Only lines with the string "Garnatz" matter here; gather them from the material below.

──────────

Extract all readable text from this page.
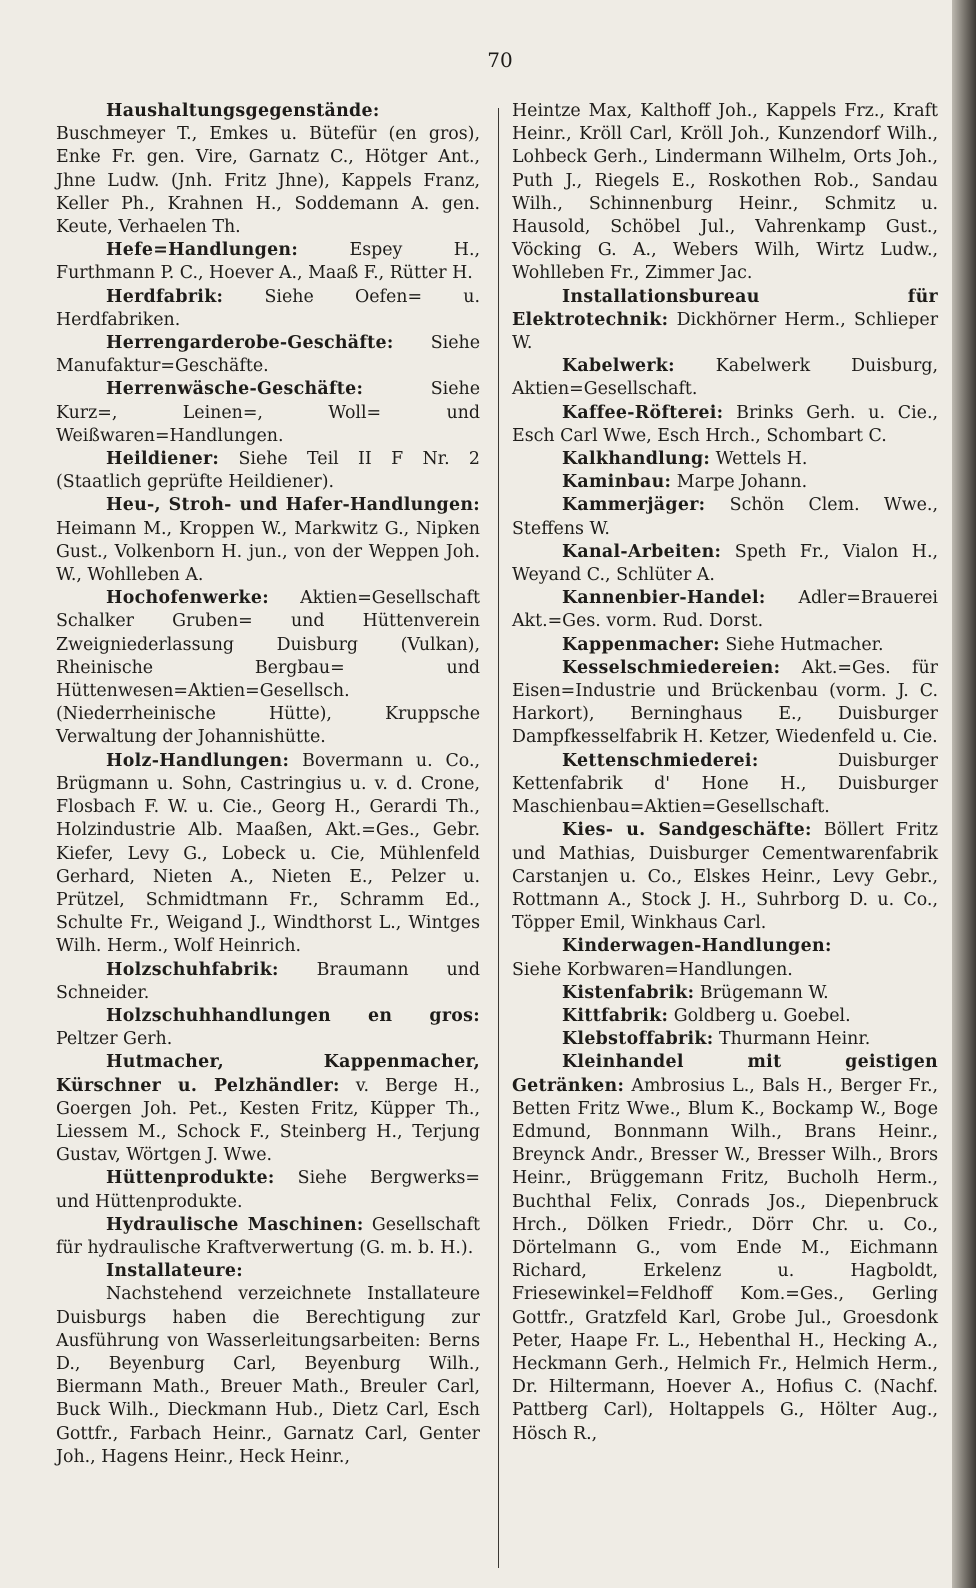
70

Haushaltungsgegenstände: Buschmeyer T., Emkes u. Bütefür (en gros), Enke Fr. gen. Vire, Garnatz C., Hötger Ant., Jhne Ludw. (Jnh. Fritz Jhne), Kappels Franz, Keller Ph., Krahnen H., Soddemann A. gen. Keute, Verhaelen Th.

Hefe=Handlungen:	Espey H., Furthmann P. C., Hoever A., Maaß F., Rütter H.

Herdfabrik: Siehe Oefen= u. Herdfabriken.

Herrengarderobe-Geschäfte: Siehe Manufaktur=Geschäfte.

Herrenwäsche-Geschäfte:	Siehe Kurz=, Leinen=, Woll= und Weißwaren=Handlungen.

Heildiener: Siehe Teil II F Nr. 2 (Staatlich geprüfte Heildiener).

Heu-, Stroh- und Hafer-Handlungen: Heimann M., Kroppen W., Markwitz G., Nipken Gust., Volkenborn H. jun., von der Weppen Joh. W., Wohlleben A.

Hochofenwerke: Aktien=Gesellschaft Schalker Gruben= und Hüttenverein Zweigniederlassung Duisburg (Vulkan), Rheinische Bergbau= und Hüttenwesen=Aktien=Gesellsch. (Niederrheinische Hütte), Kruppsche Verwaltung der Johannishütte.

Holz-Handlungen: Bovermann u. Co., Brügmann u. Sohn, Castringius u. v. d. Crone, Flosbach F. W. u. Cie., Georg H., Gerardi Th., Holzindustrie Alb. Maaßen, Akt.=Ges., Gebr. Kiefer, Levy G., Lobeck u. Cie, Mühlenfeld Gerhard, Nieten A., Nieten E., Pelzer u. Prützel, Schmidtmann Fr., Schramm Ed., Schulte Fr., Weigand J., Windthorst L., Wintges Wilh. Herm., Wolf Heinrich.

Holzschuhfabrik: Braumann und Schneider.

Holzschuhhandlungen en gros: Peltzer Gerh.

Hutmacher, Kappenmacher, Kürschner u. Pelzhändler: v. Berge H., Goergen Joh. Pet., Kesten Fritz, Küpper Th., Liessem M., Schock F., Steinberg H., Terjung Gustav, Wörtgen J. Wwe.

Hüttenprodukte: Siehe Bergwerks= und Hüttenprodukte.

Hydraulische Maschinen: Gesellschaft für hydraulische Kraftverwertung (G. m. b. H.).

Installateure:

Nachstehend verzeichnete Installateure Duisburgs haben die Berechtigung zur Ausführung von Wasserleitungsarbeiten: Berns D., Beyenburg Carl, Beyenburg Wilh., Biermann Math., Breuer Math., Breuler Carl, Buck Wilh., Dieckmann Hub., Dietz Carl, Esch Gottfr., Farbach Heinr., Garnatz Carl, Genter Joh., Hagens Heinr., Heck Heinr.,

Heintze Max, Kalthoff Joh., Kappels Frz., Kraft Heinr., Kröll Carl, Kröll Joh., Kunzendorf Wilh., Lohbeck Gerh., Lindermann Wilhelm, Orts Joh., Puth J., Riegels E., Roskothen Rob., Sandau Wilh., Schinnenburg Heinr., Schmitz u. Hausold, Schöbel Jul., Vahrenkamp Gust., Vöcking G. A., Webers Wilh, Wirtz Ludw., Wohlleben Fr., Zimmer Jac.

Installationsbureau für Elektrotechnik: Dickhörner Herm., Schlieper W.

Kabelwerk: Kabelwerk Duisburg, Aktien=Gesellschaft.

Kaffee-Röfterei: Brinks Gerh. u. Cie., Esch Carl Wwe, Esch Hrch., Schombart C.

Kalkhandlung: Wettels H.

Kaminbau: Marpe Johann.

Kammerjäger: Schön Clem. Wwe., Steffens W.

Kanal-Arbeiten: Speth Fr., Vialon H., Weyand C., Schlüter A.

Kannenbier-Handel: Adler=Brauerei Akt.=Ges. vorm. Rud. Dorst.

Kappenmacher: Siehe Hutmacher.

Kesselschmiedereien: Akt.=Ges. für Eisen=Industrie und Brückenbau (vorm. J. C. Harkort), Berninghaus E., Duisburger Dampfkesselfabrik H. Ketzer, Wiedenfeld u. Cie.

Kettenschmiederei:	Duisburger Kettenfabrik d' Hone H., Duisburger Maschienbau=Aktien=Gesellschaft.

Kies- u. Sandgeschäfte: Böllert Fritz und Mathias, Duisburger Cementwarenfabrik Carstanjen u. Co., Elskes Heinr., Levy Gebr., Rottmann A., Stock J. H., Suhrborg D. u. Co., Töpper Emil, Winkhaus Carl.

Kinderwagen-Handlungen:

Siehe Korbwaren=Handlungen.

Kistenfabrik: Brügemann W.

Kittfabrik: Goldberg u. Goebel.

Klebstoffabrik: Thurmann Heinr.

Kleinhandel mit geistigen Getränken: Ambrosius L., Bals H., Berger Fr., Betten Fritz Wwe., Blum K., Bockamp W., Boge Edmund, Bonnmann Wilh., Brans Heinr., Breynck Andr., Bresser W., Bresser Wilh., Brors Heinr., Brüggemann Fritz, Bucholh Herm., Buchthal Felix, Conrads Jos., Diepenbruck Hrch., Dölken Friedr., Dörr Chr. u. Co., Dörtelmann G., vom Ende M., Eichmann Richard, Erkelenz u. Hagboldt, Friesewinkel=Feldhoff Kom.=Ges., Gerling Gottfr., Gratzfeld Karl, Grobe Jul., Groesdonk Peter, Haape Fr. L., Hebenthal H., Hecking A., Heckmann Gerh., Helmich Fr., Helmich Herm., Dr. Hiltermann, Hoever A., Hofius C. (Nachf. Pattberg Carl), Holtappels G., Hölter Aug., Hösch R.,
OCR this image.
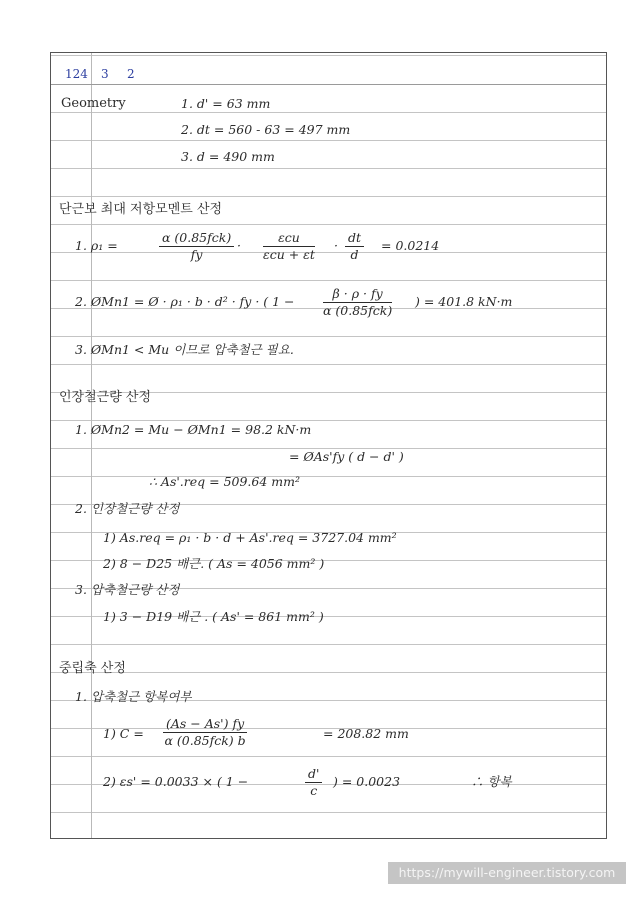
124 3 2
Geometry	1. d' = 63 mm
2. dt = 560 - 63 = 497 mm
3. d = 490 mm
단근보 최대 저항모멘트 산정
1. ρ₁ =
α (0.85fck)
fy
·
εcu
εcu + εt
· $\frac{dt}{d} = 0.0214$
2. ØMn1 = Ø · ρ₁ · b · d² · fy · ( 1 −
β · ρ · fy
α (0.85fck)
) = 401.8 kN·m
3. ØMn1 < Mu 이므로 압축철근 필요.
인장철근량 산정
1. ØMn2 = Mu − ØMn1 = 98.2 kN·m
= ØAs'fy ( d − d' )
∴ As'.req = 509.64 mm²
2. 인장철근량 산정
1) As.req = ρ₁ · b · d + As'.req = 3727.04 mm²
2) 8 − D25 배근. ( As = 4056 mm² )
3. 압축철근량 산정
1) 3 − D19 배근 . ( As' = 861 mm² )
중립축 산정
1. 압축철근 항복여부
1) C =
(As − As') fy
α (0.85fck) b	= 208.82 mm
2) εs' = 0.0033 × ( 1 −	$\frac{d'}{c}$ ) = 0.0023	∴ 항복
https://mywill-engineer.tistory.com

──────────

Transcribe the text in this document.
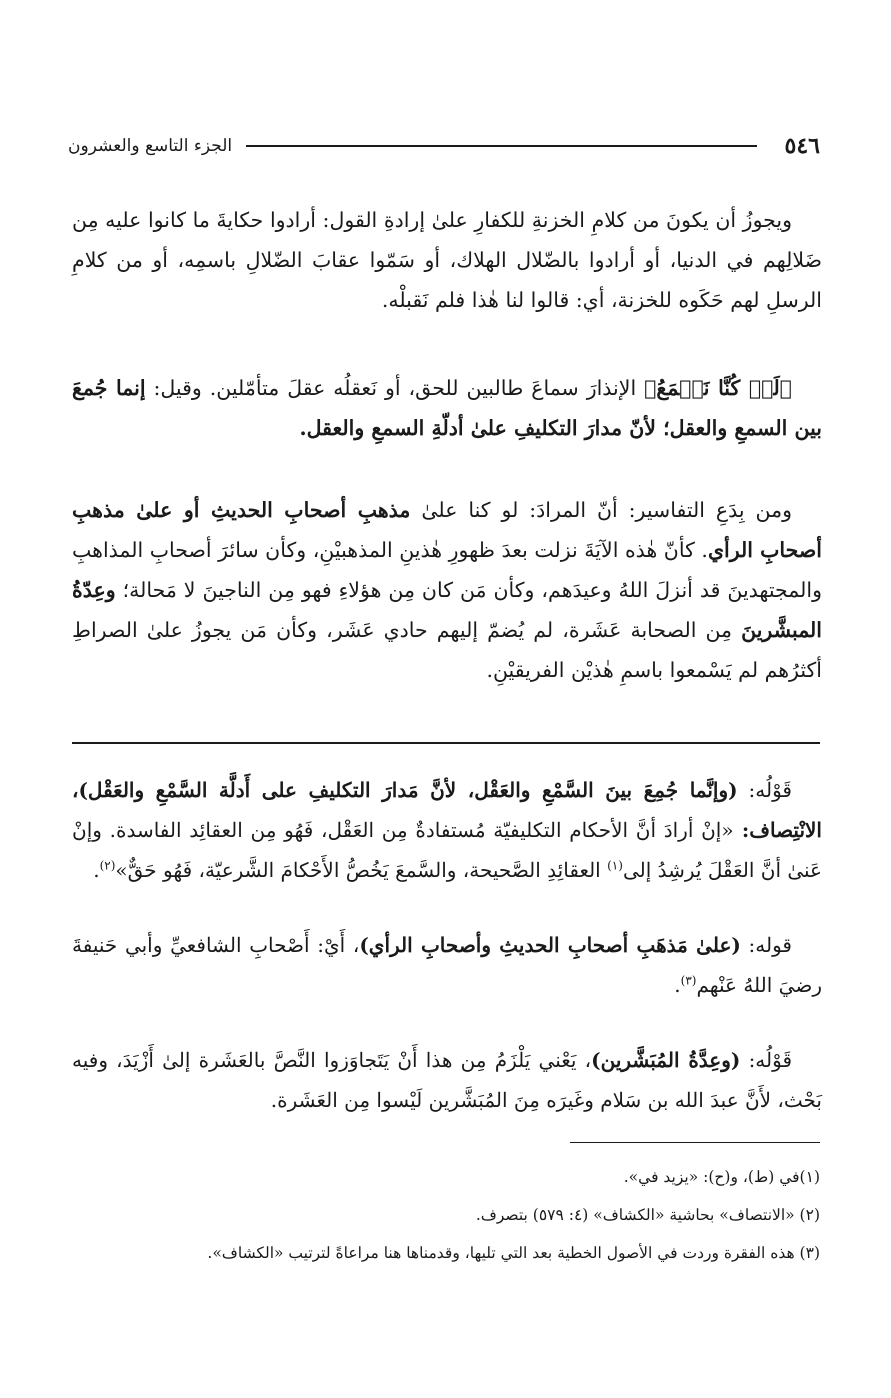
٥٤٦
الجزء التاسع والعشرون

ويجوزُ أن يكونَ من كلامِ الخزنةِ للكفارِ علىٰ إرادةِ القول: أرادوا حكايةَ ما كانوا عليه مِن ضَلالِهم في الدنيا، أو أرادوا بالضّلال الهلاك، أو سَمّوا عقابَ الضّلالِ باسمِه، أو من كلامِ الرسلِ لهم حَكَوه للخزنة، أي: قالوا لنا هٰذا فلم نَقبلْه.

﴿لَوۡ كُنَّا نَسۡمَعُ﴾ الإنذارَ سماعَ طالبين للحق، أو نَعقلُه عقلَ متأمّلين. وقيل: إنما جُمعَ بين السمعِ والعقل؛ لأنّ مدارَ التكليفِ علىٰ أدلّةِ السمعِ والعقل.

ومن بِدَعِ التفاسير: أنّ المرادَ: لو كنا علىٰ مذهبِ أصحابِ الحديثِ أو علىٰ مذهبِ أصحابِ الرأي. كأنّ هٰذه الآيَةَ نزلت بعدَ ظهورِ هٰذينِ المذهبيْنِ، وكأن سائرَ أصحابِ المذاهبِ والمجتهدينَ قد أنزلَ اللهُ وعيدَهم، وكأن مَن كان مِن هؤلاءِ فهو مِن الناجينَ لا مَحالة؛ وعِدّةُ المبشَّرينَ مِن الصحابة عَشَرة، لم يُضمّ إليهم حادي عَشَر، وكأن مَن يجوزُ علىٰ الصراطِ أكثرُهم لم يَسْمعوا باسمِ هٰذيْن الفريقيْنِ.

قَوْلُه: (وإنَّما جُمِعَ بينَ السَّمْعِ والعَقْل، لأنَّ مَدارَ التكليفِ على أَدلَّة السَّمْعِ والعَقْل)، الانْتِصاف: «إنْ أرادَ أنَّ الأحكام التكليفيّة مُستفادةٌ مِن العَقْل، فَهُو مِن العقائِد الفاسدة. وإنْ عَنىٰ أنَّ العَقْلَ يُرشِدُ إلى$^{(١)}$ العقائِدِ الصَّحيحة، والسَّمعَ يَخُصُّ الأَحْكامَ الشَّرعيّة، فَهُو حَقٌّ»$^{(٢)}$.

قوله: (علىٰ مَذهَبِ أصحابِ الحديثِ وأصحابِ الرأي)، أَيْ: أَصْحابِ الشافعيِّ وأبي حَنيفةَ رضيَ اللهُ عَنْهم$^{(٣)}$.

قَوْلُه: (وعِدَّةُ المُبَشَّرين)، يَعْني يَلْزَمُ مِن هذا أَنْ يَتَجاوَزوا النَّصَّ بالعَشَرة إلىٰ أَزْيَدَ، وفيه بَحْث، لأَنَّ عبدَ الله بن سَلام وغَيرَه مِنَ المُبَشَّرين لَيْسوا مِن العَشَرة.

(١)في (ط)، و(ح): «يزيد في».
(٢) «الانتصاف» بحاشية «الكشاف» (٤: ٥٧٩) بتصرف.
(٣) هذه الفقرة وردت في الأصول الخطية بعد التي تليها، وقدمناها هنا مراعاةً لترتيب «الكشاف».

──────────

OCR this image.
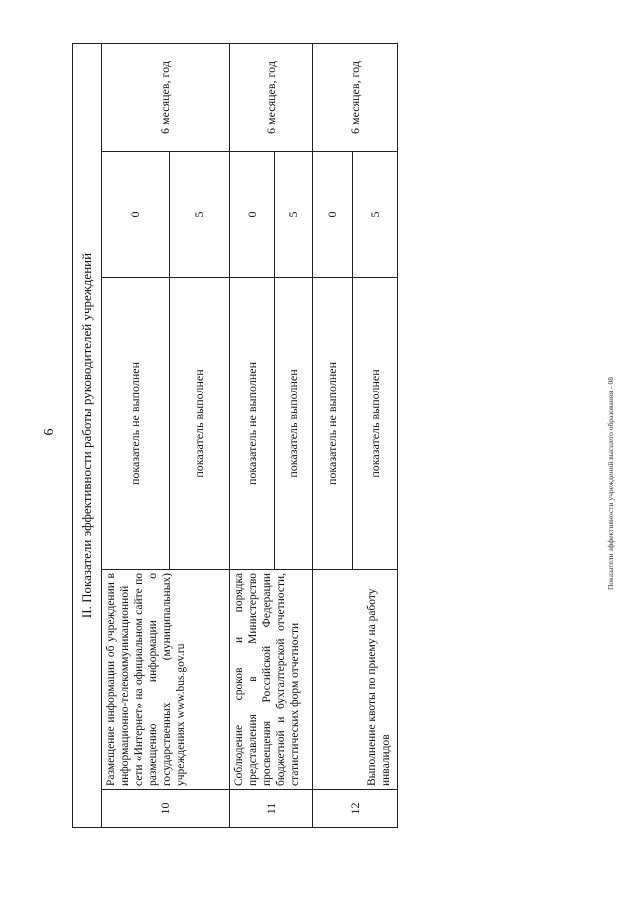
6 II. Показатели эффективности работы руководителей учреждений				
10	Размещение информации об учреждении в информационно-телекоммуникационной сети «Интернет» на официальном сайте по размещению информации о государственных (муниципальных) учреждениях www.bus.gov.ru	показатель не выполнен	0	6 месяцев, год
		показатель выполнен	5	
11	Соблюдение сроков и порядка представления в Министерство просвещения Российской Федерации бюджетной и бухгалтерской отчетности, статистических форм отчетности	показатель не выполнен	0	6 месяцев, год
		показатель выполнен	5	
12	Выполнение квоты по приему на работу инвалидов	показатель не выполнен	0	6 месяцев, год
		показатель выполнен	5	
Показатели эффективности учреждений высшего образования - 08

──────────

- [SOLUTION FOR THIS TASK]:
Haushaltungsgegenstände: Buschmeyer T., Emkes u. Bütefür (en gros), Enke Fr. gen. Vire, Garnatz C., Hötger Ant., Jhne Ludw. (Jnh. Fritz Jhne), Kappels Franz, Keller Ph., Krahnen H., Soddemann A. gen. Keute, Verhaelen Th.
Nachstehend verzeichnete Installateure Duisburgs haben die Berechtigung zur Ausführung von Wasserleitungsarbeiten: Berns D., Beyenburg Carl, Beyenburg Wilh., Biermann Math., Breuer Math., Breuler Carl, Buck Wilh., Dieckmann Hub., Dietz Carl, Esch Gottfr., Farbach Heinr., Garnatz Carl, Genter Joh., Hagens Heinr., Heck Heinr.,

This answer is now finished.